>> START Supplied records

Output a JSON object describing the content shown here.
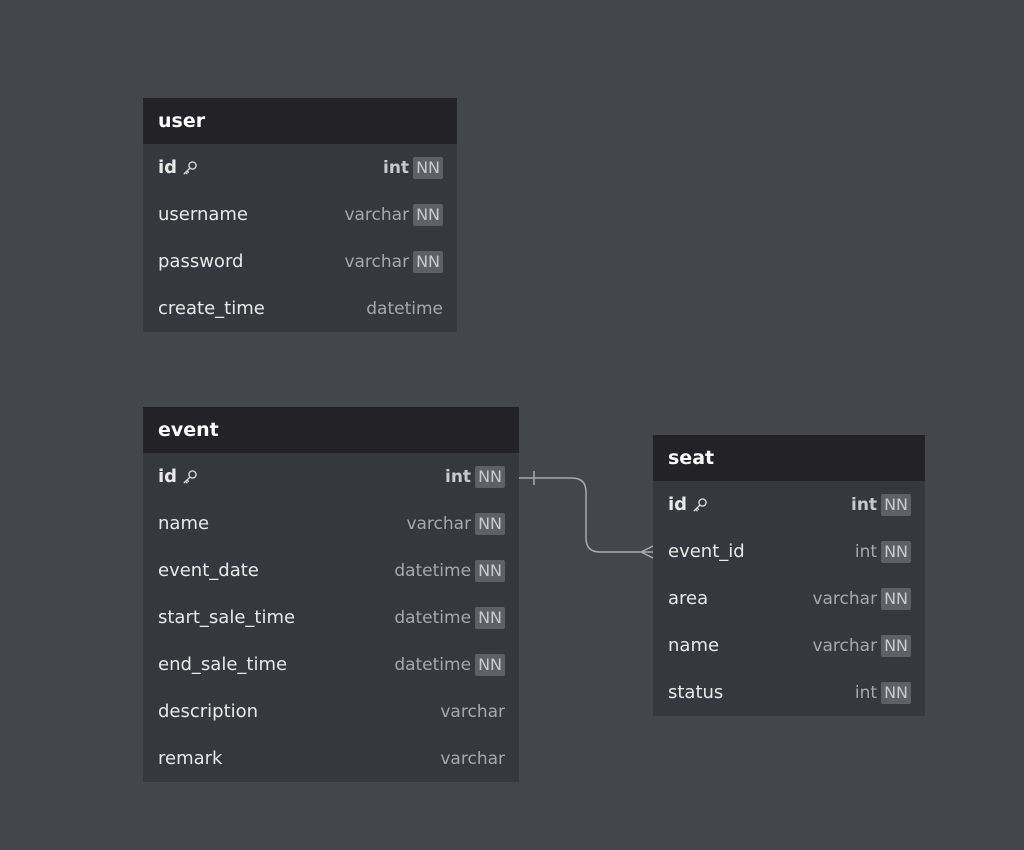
{
  "entities": [
    {
      "name": "user",
      "columns": [
        {
          "name": "id",
          "type": "int",
          "pk": true,
          "nn": true
        },
        {
          "name": "username",
          "type": "varchar",
          "pk": false,
          "nn": true
        },
        {
          "name": "password",
          "type": "varchar",
          "pk": false,
          "nn": true
        },
        {
          "name": "create_time",
          "type": "datetime",
          "pk": false,
          "nn": false
        }
      ]
    },
    {
      "name": "event",
      "columns": [
        {
          "name": "id",
          "type": "int",
          "pk": true,
          "nn": true
        },
        {
          "name": "name",
          "type": "varchar",
          "pk": false,
          "nn": true
        },
        {
          "name": "event_date",
          "type": "datetime",
          "pk": false,
          "nn": true
        },
        {
          "name": "start_sale_time",
          "type": "datetime",
          "pk": false,
          "nn": true
        },
        {
          "name": "end_sale_time",
          "type": "datetime",
          "pk": false,
          "nn": true
        },
        {
          "name": "description",
          "type": "varchar",
          "pk": false,
          "nn": false
        },
        {
          "name": "remark",
          "type": "varchar",
          "pk": false,
          "nn": false
        }
      ]
    },
    {
      "name": "seat",
      "columns": [
        {
          "name": "id",
          "type": "int",
          "pk": true,
          "nn": true
        },
        {
          "name": "event_id",
          "type": "int",
          "pk": false,
          "nn": true
        },
        {
          "name": "area",
          "type": "varchar",
          "pk": false,
          "nn": true
        },
        {
          "name": "name",
          "type": "varchar",
          "pk": false,
          "nn": true
        },
        {
          "name": "status",
          "type": "int",
          "pk": false,
          "nn": true
        }
      ]
    }
  ],
  "nn_label": "NN",
  "relations": [
    {
      "from_table": "event",
      "from_column": "id",
      "to_table": "seat",
      "to_column": "event_id",
      "cardinality": "one-to-many"
    }
  ],
  "colors": {
    "canvas": "#45464c",
    "table_body": "#37383d",
    "table_header": "#232325",
    "relation_line": "#a9aaaf"
  },
  "icons": {
    "primary_key": "key-icon"
  }
}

>> END Supplied records

All entries are to be retyped exactly. Omit any embedded images.

> _Response to this task_:
Output a JSON object describing the content shown here.
{
  "entities": [
    {
      "name": "user",
      "columns": [
        {
          "name": "id",
          "type": "int",
          "pk": true,
          "nn": true
        },
        {
          "name": "username",
          "type": "varchar",
          "pk": false,
          "nn": true
        },
        {
          "name": "password",
          "type": "varchar",
          "pk": false,
          "nn": true
        },
        {
          "name": "create_time",
          "type": "datetime",
          "pk": false,
          "nn": false
        }
      ]
    },
    {
      "name": "event",
      "columns": [
        {
          "name": "id",
          "type": "int",
          "pk": true,
          "nn": true
        },
        {
          "name": "name",
          "type": "varchar",
          "pk": false,
          "nn": true
        },
        {
          "name": "event_date",
          "type": "datetime",
          "pk": false,
          "nn": true
        },
        {
          "name": "start_sale_time",
          "type": "datetime",
          "pk": false,
          "nn": true
        },
        {
          "name": "end_sale_time",
          "type": "datetime",
          "pk": false,
          "nn": true
        },
        {
          "name": "description",
          "type": "varchar",
          "pk": false,
          "nn": false
        },
        {
          "name": "remark",
          "type": "varchar",
          "pk": false,
          "nn": false
        }
      ]
    },
    {
      "name": "seat",
      "columns": [
        {
          "name": "id",
          "type": "int",
          "pk": true,
          "nn": true
        },
        {
          "name": "event_id",
          "type": "int",
          "pk": false,
          "nn": true
        },
        {
          "name": "area",
          "type": "varchar",
          "pk": false,
          "nn": true
        },
        {
          "name": "name",
          "type": "varchar",
          "pk": false,
          "nn": true
        },
        {
          "name": "status",
          "type": "int",
          "pk": false,
          "nn": true
        }
      ]
    }
  ],
  "nn_label": "NN",
  "relations": [
    {
      "from_table": "event",
      "from_column": "id",
      "to_table": "seat",
      "to_column": "event_id",
      "cardinality": "one-to-many"
    }
  ],
  "colors": {
    "canvas": "#45464c",
    "table_body": "#37383d",
    "table_header": "#232325",
    "relation_line": "#a9aaaf"
  },
  "icons": {
    "primary_key": "key-icon"
  }
}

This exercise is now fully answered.